**Your goal:** Your answer should be a single number: the count of lines holding the word "relative".

Begin Raw data

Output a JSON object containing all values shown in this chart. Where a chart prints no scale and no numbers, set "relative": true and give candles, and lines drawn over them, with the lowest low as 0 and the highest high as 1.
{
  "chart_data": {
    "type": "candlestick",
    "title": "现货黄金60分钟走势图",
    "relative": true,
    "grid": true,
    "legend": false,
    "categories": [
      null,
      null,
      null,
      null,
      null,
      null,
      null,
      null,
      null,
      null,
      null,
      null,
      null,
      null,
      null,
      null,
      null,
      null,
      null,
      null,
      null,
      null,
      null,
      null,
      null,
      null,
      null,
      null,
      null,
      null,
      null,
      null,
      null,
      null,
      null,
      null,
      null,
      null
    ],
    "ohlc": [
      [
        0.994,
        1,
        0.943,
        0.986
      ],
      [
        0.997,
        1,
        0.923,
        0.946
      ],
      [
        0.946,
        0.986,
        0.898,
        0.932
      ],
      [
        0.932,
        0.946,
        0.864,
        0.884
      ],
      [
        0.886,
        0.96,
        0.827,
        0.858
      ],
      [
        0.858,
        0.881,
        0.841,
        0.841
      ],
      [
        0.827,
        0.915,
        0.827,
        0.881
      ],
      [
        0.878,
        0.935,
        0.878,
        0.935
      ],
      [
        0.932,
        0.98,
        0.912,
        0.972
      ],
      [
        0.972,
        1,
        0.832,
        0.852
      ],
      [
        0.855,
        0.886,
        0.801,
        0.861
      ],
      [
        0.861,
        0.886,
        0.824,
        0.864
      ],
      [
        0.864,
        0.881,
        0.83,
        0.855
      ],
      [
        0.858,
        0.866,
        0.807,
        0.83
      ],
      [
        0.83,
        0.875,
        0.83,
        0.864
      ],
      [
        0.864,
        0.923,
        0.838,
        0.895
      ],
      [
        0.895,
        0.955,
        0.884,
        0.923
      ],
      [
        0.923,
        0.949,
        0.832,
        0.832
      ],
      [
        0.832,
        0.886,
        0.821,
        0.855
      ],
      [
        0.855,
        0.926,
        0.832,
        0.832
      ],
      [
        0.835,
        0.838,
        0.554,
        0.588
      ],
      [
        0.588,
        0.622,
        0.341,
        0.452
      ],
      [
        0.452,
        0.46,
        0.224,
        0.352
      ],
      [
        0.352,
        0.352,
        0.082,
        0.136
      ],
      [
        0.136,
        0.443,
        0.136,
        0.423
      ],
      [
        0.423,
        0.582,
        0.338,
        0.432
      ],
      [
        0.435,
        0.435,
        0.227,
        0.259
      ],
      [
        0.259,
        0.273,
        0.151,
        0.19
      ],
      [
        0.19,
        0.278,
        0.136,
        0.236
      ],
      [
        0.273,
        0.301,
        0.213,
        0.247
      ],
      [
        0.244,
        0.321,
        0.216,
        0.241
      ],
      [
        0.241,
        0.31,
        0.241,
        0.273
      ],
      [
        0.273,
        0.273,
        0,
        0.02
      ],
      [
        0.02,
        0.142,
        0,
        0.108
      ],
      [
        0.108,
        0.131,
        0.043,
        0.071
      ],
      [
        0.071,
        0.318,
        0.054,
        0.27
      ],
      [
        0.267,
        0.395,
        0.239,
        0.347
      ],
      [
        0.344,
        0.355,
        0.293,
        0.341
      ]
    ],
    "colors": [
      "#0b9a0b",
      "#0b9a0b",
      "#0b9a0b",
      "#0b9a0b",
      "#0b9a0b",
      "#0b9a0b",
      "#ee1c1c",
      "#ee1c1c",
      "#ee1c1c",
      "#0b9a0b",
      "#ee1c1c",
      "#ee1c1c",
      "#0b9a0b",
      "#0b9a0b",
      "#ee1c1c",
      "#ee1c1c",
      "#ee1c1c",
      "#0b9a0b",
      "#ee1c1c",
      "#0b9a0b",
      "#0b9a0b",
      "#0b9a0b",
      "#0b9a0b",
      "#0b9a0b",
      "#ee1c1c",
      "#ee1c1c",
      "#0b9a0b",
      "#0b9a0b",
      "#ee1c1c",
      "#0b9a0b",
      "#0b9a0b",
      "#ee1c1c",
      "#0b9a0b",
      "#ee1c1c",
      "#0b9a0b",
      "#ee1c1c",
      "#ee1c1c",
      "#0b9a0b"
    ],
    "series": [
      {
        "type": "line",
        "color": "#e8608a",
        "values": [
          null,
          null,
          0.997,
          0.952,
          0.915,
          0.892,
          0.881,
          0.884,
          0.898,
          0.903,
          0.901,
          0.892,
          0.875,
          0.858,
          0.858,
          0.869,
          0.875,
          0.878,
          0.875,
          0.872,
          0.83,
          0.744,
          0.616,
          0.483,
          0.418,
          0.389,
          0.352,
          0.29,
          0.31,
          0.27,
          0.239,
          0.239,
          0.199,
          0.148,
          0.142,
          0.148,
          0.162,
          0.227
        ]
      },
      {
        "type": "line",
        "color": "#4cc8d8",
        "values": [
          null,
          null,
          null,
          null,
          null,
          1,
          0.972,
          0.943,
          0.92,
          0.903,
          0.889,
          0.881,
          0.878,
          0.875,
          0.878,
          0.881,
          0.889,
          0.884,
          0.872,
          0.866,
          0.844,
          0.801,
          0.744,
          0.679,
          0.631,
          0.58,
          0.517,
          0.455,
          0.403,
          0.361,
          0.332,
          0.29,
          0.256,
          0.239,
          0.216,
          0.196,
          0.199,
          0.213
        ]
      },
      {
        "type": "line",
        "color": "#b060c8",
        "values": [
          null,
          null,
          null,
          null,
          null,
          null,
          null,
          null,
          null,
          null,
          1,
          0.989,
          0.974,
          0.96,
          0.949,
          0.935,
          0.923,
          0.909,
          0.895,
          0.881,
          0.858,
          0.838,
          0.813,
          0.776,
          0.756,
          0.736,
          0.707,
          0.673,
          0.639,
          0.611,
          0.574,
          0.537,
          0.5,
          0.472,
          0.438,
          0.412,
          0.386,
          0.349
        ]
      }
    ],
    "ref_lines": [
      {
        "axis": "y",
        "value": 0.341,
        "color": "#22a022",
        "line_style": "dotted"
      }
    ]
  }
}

End Raw data

**Result of the task:** 2